Directive: Pictures do not belong in the copy; quote every entry below exactly.
-- start Raw data --
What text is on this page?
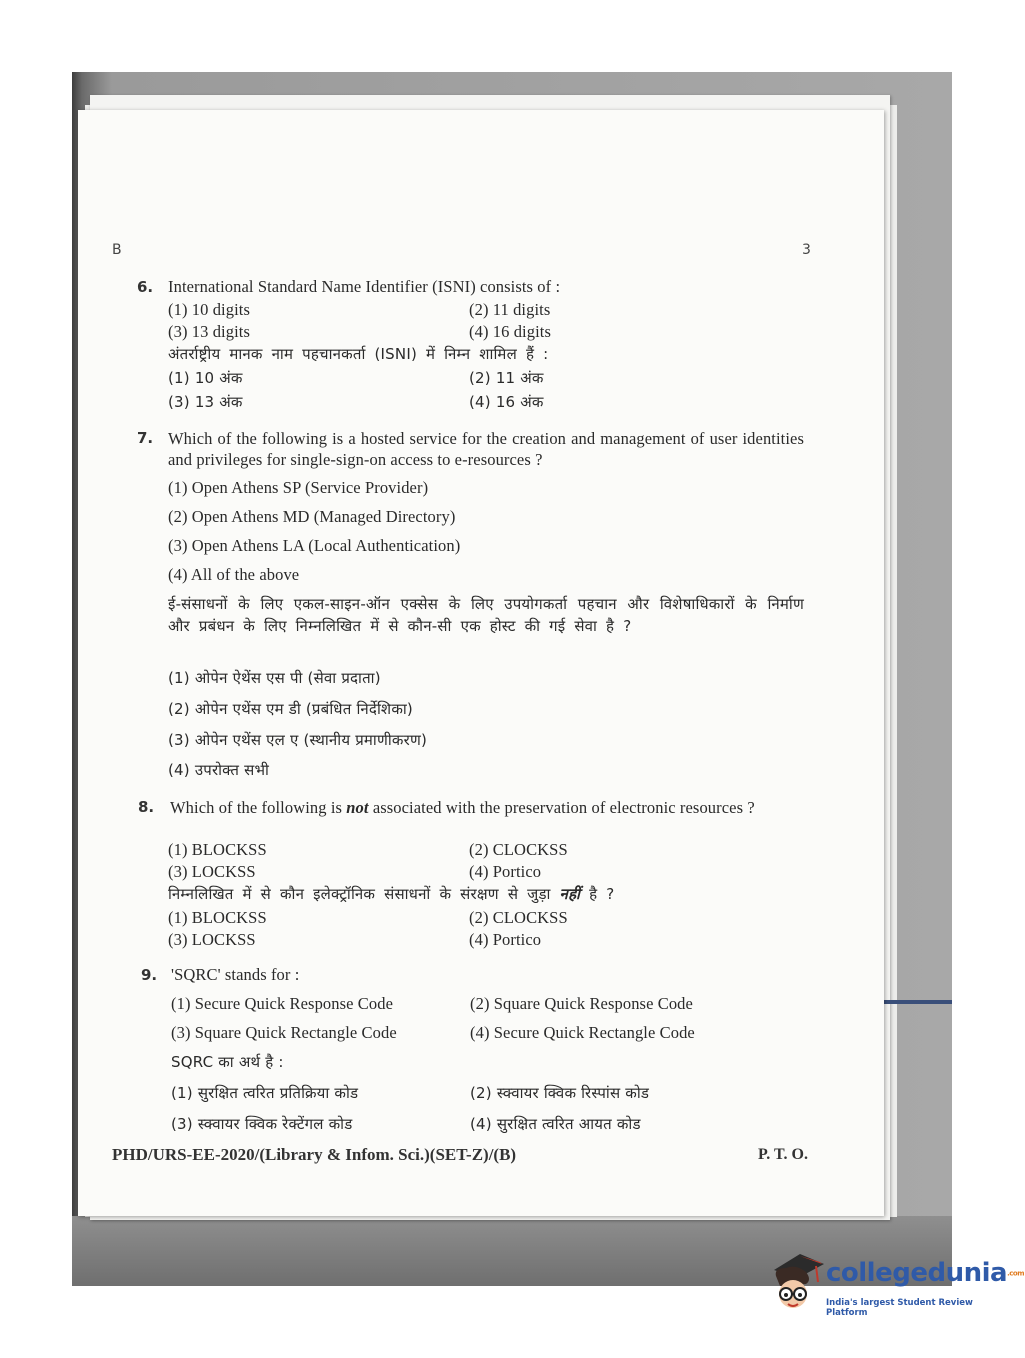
B	3
6. International Standard Name Identifier (ISNI) consists of :
(1) 10 digits	(2) 11 digits
(3) 13 digits	(4) 16 digits
अंतर्राष्ट्रीय मानक नाम पहचानकर्ता (ISNI) में निम्न शामिल हैं :
(1) 10 अंक	(2) 11 अंक
(3) 13 अंक	(4) 16 अंक
7. Which of the following is a hosted service for the creation and management of user identities and privileges for single-sign-on access to e-resources ?
(1) Open Athens SP (Service Provider)
(2) Open Athens MD (Managed Directory)
(3) Open Athens LA (Local Authentication)
(4) All of the above
ई-संसाधनों के लिए एकल-साइन-ऑन एक्सेस के लिए उपयोगकर्ता पहचान और विशेषाधिकारों के निर्माण और प्रबंधन के लिए निम्नलिखित में से कौन-सी एक होस्ट की गई सेवा है ?
(1) ओपेन ऐथेंस एस पी (सेवा प्रदाता)
(2) ओपेन एथेंस एम डी (प्रबंधित निर्देशिका)
(3) ओपेन एथेंस एल ए (स्थानीय प्रमाणीकरण)
(4) उपरोक्त सभी
8. Which of the following is not associated with the preservation of electronic resources ?
(1) BLOCKSS	(2) CLOCKSS
(3) LOCKSS	(4) Portico
निम्नलिखित में से कौन इलेक्ट्रॉनिक संसाधनों के संरक्षण से जुड़ा नहीं है ?
(1) BLOCKSS	(2) CLOCKSS
(3) LOCKSS	(4) Portico
9. 'SQRC' stands for :
(1) Secure Quick Response Code	(2) Square Quick Response Code
(3) Square Quick Rectangle Code	(4) Secure Quick Rectangle Code
SQRC का अर्थ है :
(1) सुरक्षित त्वरित प्रतिक्रिया कोड	(2) स्क्वायर क्विक रिस्पांस कोड
(3) स्क्वायर क्विक रेक्टेंगल कोड	(4) सुरक्षित त्वरित आयत कोड
PHD/URS-EE-2020/(Library & Infom. Sci.)(SET-Z)/(B)	P. T. O.
collegedunia.com
India's largest Student Review Platform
-- end Raw data --
Task answer:
What text is on this page?
B	3
6. International Standard Name Identifier (ISNI) consists of :
(1) 10 digits	(2) 11 digits
(3) 13 digits	(4) 16 digits
अंतर्राष्ट्रीय मानक नाम पहचानकर्ता (ISNI) में निम्न शामिल हैं :
(1) 10 अंक	(2) 11 अंक
(3) 13 अंक	(4) 16 अंक
7. Which of the following is a hosted service for the creation and management of user identities and privileges for single-sign-on access to e-resources ?
(1) Open Athens SP (Service Provider)
(2) Open Athens MD (Managed Directory)
(3) Open Athens LA (Local Authentication)
(4) All of the above
ई-संसाधनों के लिए एकल-साइन-ऑन एक्सेस के लिए उपयोगकर्ता पहचान और विशेषाधिकारों के निर्माण और प्रबंधन के लिए निम्नलिखित में से कौन-सी एक होस्ट की गई सेवा है ?
(1) ओपेन ऐथेंस एस पी (सेवा प्रदाता)
(2) ओपेन एथेंस एम डी (प्रबंधित निर्देशिका)
(3) ओपेन एथेंस एल ए (स्थानीय प्रमाणीकरण)
(4) उपरोक्त सभी
8. Which of the following is not associated with the preservation of electronic resources ?
(1) BLOCKSS	(2) CLOCKSS
(3) LOCKSS	(4) Portico
निम्नलिखित में से कौन इलेक्ट्रॉनिक संसाधनों के संरक्षण से जुड़ा नहीं है ?
(1) BLOCKSS	(2) CLOCKSS
(3) LOCKSS	(4) Portico
9. 'SQRC' stands for :
(1) Secure Quick Response Code	(2) Square Quick Response Code
(3) Square Quick Rectangle Code	(4) Secure Quick Rectangle Code
SQRC का अर्थ है :
(1) सुरक्षित त्वरित प्रतिक्रिया कोड	(2) स्क्वायर क्विक रिस्पांस कोड
(3) स्क्वायर क्विक रेक्टेंगल कोड	(4) सुरक्षित त्वरित आयत कोड
PHD/URS-EE-2020/(Library & Infom. Sci.)(SET-Z)/(B)	P. T. O.
collegedunia.com
India's largest Student Review Platform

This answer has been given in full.